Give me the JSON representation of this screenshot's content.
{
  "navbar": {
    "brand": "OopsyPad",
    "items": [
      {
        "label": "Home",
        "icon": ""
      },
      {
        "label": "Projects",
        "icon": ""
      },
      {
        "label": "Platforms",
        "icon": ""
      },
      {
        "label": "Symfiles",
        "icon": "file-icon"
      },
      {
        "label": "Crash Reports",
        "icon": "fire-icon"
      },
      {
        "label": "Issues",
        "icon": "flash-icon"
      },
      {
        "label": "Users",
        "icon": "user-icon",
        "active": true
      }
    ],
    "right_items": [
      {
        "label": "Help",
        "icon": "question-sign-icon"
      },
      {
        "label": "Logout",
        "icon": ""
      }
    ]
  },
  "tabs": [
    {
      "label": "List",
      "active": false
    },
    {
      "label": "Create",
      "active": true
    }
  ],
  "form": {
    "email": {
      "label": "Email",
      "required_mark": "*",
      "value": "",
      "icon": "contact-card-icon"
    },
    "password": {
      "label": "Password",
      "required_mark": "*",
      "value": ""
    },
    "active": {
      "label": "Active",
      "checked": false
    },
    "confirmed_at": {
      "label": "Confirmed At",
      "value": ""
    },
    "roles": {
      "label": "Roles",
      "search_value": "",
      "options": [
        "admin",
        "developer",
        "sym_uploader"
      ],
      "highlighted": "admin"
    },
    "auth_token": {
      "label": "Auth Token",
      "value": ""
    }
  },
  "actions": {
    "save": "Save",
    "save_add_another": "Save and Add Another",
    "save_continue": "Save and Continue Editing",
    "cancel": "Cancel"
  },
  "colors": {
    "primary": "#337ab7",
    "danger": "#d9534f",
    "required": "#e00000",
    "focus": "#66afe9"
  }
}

...

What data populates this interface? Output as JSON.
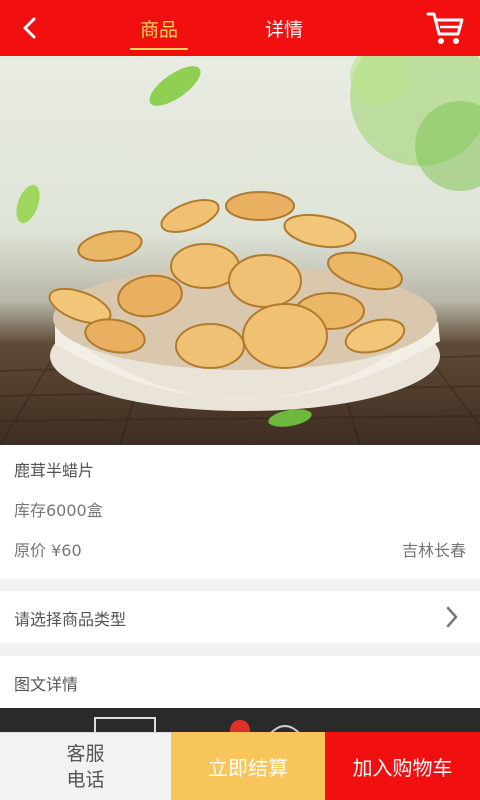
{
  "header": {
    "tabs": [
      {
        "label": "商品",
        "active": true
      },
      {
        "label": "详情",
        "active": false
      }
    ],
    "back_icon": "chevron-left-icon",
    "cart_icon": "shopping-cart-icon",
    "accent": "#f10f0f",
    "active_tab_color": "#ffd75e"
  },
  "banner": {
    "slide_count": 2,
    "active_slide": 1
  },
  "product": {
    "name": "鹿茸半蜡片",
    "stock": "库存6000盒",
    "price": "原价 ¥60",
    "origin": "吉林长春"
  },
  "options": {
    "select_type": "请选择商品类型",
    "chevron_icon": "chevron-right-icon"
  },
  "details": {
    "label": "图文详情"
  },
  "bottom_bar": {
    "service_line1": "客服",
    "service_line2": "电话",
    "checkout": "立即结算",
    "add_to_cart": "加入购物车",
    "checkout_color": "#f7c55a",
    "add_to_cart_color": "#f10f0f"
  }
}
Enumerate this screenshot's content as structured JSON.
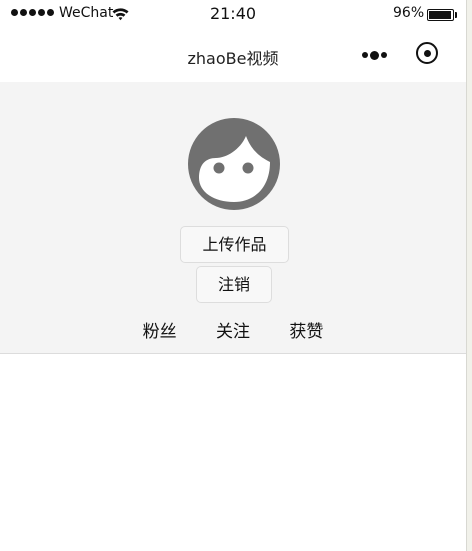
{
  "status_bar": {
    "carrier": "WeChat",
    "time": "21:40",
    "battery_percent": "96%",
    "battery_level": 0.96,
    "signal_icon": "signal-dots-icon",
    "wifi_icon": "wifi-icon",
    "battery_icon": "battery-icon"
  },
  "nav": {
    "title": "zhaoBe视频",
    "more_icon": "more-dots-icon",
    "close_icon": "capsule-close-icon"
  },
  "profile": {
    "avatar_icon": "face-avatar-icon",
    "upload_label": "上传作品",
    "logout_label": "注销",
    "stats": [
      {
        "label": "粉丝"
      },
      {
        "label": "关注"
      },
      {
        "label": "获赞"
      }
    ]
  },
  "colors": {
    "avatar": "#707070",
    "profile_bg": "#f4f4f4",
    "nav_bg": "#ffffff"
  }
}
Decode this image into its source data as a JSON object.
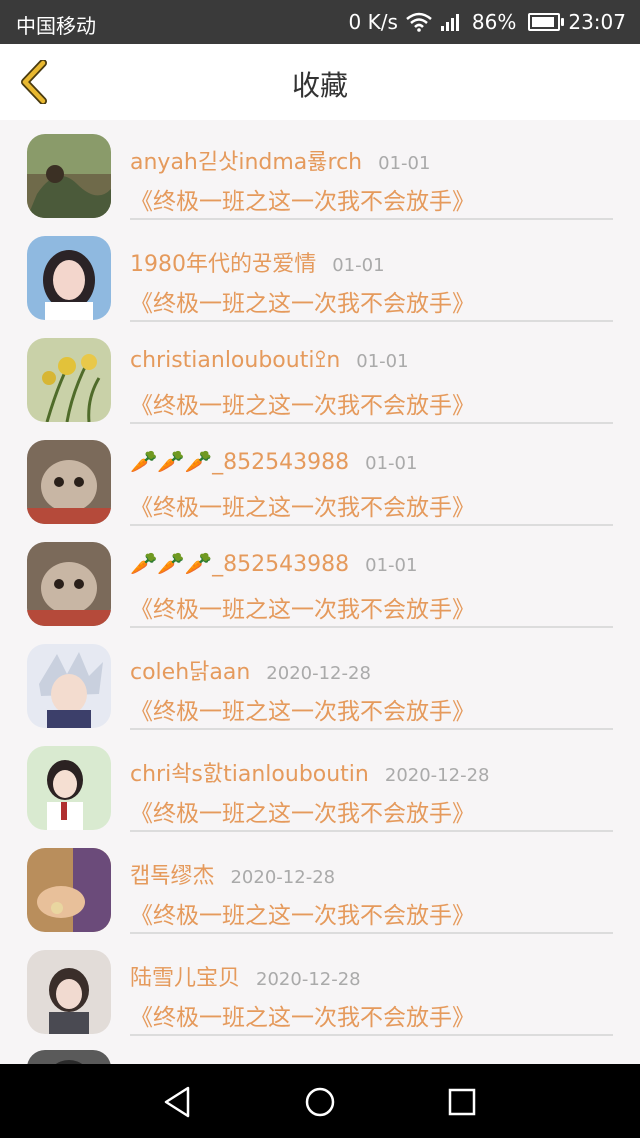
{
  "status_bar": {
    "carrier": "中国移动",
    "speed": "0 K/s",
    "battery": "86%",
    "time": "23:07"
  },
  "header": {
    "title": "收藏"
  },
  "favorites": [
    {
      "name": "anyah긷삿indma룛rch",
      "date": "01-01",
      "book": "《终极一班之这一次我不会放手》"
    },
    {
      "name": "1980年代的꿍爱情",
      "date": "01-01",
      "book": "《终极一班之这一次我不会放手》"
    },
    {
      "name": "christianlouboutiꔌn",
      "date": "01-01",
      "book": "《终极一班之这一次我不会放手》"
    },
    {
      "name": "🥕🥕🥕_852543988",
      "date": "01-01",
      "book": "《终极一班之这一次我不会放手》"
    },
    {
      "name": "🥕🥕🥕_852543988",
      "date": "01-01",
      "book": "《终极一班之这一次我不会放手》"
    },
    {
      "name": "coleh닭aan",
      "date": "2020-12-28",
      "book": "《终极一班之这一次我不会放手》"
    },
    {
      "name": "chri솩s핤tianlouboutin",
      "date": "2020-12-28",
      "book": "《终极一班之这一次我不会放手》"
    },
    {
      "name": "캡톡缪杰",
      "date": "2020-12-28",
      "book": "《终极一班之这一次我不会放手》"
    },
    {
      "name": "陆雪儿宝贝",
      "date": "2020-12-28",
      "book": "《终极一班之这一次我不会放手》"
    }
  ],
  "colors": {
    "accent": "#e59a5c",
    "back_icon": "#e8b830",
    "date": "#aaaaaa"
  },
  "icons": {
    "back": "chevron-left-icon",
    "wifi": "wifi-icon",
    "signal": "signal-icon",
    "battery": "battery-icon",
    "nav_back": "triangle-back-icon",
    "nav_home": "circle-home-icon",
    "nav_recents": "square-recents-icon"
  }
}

...

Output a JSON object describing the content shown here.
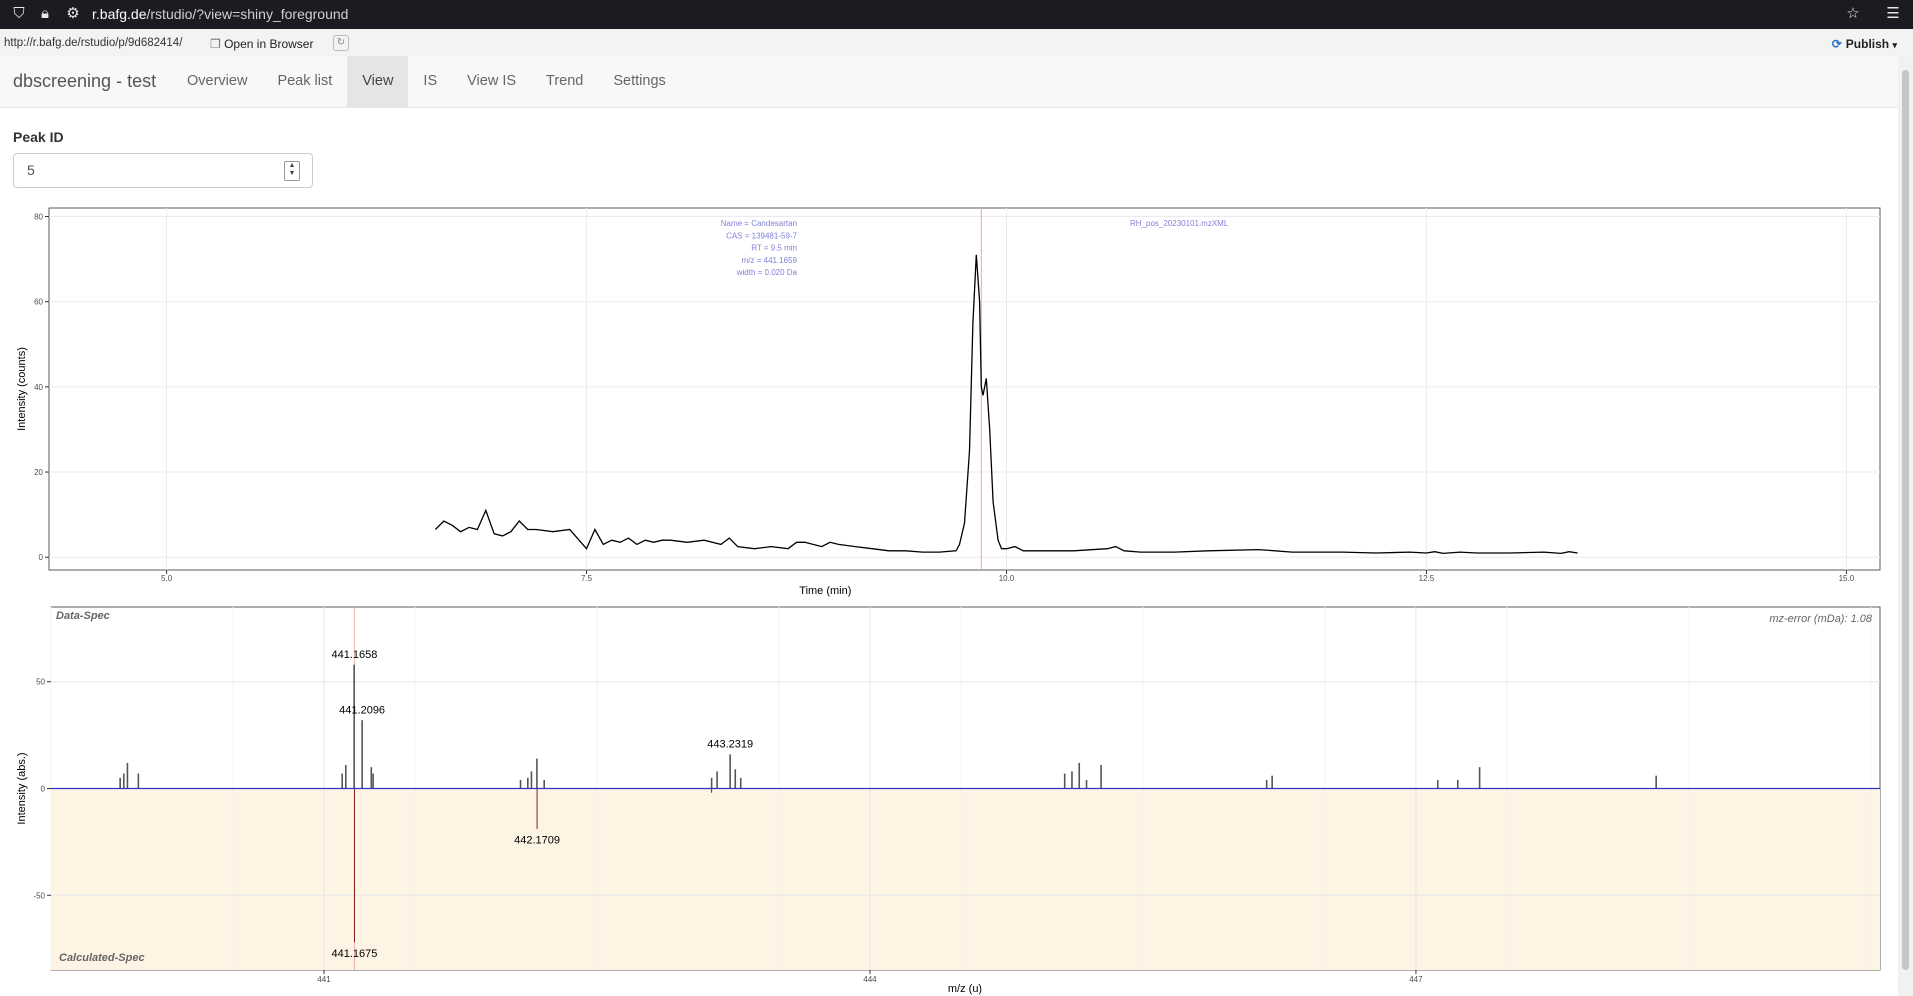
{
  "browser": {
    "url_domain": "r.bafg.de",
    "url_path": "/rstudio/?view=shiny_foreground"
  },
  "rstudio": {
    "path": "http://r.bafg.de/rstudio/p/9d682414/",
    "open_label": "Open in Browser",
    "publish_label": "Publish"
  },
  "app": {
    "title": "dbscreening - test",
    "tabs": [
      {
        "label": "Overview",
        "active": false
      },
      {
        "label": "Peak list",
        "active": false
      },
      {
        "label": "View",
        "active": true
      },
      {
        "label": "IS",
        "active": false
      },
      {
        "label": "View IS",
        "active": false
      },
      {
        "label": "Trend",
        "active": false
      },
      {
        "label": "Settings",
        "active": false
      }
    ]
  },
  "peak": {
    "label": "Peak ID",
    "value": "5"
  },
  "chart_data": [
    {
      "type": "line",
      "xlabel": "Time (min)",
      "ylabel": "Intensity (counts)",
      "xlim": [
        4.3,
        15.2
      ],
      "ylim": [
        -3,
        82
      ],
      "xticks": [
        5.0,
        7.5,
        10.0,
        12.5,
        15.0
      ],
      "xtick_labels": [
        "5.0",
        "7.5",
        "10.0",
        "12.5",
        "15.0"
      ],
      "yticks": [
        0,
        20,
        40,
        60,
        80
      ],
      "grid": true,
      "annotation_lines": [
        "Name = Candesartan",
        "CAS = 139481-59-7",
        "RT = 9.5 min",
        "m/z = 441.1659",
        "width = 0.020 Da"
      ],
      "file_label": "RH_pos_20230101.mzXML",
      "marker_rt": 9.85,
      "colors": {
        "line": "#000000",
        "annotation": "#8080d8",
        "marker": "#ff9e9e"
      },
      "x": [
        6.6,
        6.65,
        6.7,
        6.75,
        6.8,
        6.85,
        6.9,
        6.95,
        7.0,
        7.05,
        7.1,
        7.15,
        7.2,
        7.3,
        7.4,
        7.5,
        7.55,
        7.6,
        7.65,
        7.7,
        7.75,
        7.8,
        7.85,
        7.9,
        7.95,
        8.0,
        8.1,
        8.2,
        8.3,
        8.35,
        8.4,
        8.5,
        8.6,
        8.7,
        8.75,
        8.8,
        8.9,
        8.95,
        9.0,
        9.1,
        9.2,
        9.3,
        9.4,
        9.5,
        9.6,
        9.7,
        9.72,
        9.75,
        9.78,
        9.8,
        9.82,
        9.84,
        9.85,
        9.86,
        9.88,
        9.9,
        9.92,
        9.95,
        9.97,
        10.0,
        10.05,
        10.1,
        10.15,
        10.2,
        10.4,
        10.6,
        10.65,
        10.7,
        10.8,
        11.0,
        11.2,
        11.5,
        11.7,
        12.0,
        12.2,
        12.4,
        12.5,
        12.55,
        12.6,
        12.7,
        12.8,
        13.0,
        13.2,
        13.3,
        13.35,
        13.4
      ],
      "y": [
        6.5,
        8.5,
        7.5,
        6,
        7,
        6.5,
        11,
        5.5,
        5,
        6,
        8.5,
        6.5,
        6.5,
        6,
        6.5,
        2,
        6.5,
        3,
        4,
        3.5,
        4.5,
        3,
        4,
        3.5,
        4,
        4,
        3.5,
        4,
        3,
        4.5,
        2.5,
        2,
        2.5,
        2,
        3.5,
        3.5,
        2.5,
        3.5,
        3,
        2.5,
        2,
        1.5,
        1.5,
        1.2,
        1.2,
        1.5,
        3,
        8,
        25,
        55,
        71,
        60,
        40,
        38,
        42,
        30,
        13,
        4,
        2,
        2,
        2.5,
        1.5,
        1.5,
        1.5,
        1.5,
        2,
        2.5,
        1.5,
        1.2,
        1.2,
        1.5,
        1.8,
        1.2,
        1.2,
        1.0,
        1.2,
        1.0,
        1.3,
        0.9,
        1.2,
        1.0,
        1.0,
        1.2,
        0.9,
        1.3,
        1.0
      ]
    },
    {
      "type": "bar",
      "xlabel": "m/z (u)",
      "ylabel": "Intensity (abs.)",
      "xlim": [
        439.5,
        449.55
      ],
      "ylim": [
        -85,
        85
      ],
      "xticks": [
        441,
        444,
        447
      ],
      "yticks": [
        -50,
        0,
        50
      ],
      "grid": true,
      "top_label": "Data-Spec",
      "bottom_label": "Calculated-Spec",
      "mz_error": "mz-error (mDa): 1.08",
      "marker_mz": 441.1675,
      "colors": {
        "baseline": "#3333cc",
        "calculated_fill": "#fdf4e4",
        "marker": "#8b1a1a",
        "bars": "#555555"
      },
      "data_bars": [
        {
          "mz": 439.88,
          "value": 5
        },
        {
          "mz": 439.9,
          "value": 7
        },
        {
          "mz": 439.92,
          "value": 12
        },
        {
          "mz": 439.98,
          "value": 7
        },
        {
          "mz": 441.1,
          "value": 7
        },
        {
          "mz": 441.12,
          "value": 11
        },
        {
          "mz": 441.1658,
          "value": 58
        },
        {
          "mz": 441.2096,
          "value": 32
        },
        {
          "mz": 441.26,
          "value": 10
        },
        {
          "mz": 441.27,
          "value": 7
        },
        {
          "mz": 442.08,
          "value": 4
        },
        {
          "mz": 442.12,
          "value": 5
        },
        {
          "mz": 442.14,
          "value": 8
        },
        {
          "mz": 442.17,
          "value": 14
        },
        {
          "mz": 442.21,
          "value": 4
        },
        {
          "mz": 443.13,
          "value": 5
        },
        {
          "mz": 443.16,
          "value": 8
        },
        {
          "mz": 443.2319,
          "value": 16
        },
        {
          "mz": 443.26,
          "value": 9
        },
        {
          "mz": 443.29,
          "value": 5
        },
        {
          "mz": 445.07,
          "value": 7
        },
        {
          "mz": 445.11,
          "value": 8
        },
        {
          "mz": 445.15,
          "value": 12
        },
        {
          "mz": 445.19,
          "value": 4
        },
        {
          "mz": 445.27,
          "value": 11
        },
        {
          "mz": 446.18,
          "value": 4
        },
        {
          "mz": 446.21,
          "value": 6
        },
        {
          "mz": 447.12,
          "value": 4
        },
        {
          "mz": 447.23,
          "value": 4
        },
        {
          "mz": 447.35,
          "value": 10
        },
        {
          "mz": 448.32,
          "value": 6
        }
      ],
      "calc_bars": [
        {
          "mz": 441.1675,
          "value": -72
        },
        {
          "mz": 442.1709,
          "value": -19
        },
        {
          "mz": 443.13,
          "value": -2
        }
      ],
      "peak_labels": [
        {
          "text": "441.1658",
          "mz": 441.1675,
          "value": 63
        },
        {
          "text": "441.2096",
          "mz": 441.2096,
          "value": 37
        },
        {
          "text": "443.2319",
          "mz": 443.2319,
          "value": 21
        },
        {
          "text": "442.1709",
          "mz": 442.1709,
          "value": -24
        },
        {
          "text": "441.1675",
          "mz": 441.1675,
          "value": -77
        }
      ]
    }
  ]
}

■ **Challenge**
Filter the entries and copy out every line with the word "title".

■ **Finished answer**
    "title": "zhaoBe视频",
    "title": "收藏"
    "title": "dbscreening - test",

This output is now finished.